- Goal:
Repeat the full listing, word for word.

- Supplied material:
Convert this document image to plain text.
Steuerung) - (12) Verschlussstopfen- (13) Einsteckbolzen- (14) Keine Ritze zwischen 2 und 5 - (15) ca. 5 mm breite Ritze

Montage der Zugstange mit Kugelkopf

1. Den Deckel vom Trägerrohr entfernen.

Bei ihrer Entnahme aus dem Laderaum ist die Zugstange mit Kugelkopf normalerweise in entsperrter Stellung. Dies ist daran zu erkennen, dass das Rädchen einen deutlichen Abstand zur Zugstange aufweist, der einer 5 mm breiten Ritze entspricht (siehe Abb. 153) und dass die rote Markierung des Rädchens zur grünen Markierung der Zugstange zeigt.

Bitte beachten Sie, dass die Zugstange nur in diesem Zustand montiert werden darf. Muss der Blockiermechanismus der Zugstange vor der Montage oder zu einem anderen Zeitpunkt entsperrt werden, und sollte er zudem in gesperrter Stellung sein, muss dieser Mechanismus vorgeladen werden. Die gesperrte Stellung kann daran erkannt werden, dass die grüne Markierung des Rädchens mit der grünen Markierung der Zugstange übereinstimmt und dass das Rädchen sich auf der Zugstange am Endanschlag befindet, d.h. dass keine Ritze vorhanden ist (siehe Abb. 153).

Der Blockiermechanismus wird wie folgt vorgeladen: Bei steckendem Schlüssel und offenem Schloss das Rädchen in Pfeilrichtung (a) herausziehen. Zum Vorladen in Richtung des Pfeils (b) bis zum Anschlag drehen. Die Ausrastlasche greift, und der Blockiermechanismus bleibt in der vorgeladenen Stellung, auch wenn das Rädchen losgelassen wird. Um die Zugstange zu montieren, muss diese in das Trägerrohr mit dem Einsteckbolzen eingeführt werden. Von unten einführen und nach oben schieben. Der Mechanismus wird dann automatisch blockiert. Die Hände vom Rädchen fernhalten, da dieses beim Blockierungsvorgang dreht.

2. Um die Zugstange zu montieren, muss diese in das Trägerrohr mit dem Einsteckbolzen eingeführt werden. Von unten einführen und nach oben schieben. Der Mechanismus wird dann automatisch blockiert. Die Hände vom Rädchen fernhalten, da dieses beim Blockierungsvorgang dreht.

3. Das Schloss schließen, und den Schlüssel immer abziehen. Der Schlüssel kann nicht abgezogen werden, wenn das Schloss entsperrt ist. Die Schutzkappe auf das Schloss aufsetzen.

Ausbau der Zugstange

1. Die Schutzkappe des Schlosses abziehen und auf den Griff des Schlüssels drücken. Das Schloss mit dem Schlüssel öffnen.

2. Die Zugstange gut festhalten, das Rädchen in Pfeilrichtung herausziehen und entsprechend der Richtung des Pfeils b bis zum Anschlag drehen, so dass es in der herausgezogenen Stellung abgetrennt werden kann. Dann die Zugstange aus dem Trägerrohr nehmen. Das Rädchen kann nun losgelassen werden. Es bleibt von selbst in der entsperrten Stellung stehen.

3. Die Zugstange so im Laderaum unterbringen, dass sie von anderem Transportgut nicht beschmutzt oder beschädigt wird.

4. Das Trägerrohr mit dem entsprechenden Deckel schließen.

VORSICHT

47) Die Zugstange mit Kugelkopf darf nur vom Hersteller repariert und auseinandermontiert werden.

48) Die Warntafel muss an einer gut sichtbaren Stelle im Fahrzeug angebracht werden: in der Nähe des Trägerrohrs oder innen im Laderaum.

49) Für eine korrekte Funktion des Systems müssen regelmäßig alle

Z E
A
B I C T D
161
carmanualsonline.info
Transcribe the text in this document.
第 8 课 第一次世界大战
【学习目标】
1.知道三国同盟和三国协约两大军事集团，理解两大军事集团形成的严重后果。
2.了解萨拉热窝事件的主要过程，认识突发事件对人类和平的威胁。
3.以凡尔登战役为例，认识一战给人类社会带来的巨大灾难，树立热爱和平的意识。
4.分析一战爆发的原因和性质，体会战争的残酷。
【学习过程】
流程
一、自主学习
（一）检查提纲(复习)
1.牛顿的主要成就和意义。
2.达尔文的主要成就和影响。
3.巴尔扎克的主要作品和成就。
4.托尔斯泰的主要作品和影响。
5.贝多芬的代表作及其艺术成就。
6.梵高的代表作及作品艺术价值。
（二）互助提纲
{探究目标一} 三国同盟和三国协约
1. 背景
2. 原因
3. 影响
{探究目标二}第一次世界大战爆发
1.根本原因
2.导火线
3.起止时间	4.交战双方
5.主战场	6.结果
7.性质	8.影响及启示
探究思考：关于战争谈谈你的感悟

- Expected answer:
Convert this document image to plain text.
Steuerung) - (12) Verschlussstopfen- (13) Einsteckbolzen- (14) Keine Ritze zwischen 2 und 5 - (15) ca. 5 mm breite Ritze

Montage der Zugstange mit Kugelkopf

1. Den Deckel vom Trägerrohr entfernen.

Bei ihrer Entnahme aus dem Laderaum ist die Zugstange mit Kugelkopf normalerweise in entsperrter Stellung. Dies ist daran zu erkennen, dass das Rädchen einen deutlichen Abstand zur Zugstange aufweist, der einer 5 mm breiten Ritze entspricht (siehe Abb. 153) und dass die rote Markierung des Rädchens zur grünen Markierung der Zugstange zeigt.

Bitte beachten Sie, dass die Zugstange nur in diesem Zustand montiert werden darf. Muss der Blockiermechanismus der Zugstange vor der Montage oder zu einem anderen Zeitpunkt entsperrt werden, und sollte er zudem in gesperrter Stellung sein, muss dieser Mechanismus vorgeladen werden. Die gesperrte Stellung kann daran erkannt werden, dass die grüne Markierung des Rädchens mit der grünen Markierung der Zugstange übereinstimmt und dass das Rädchen sich auf der Zugstange am Endanschlag befindet, d.h. dass keine Ritze vorhanden ist (siehe Abb. 153).

Der Blockiermechanismus wird wie folgt vorgeladen: Bei steckendem Schlüssel und offenem Schloss das Rädchen in Pfeilrichtung (a) herausziehen. Zum Vorladen in Richtung des Pfeils (b) bis zum Anschlag drehen. Die Ausrastlasche greift, und der Blockiermechanismus bleibt in der vorgeladenen Stellung, auch wenn das Rädchen losgelassen wird. Um die Zugstange zu montieren, muss diese in das Trägerrohr mit dem Einsteckbolzen eingeführt werden. Von unten einführen und nach oben schieben. Der Mechanismus wird dann automatisch blockiert. Die Hände vom Rädchen fernhalten, da dieses beim Blockierungsvorgang dreht.

2. Um die Zugstange zu montieren, muss diese in das Trägerrohr mit dem Einsteckbolzen eingeführt werden. Von unten einführen und nach oben schieben. Der Mechanismus wird dann automatisch blockiert. Die Hände vom Rädchen fernhalten, da dieses beim Blockierungsvorgang dreht.

3. Das Schloss schließen, und den Schlüssel immer abziehen. Der Schlüssel kann nicht abgezogen werden, wenn das Schloss entsperrt ist. Die Schutzkappe auf das Schloss aufsetzen.

Ausbau der Zugstange

1. Die Schutzkappe des Schlosses abziehen und auf den Griff des Schlüssels drücken. Das Schloss mit dem Schlüssel öffnen.

2. Die Zugstange gut festhalten, das Rädchen in Pfeilrichtung herausziehen und entsprechend der Richtung des Pfeils b bis zum Anschlag drehen, so dass es in der herausgezogenen Stellung abgetrennt werden kann. Dann die Zugstange aus dem Trägerrohr nehmen. Das Rädchen kann nun losgelassen werden. Es bleibt von selbst in der entsperrten Stellung stehen.

3. Die Zugstange so im Laderaum unterbringen, dass sie von anderem Transportgut nicht beschmutzt oder beschädigt wird.

4. Das Trägerrohr mit dem entsprechenden Deckel schließen.

VORSICHT

47) Die Zugstange mit Kugelkopf darf nur vom Hersteller repariert und auseinandermontiert werden.

48) Die Warntafel muss an einer gut sichtbaren Stelle im Fahrzeug angebracht werden: in der Nähe des Trägerrohrs oder innen im Laderaum.

49) Für eine korrekte Funktion des Systems müssen regelmäßig alle

Z E
A
B I C T D
161
carmanualsonline.info
Transcribe the text in this document.
第 8 课 第一次世界大战
【学习目标】
1.知道三国同盟和三国协约两大军事集团，理解两大军事集团形成的严重后果。
2.了解萨拉热窝事件的主要过程，认识突发事件对人类和平的威胁。
3.以凡尔登战役为例，认识一战给人类社会带来的巨大灾难，树立热爱和平的意识。
4.分析一战爆发的原因和性质，体会战争的残酷。
【学习过程】
流程
一、自主学习
（一）检查提纲(复习)
1.牛顿的主要成就和意义。
2.达尔文的主要成就和影响。
3.巴尔扎克的主要作品和成就。
4.托尔斯泰的主要作品和影响。
5.贝多芬的代表作及其艺术成就。
6.梵高的代表作及作品艺术价值。
（二）互助提纲
{探究目标一} 三国同盟和三国协约
1. 背景
2. 原因
3. 影响
{探究目标二}第一次世界大战爆发
1.根本原因
2.导火线
3.起止时间	4.交战双方
5.主战场	6.结果
7.性质	8.影响及启示
探究思考：关于战争谈谈你的感悟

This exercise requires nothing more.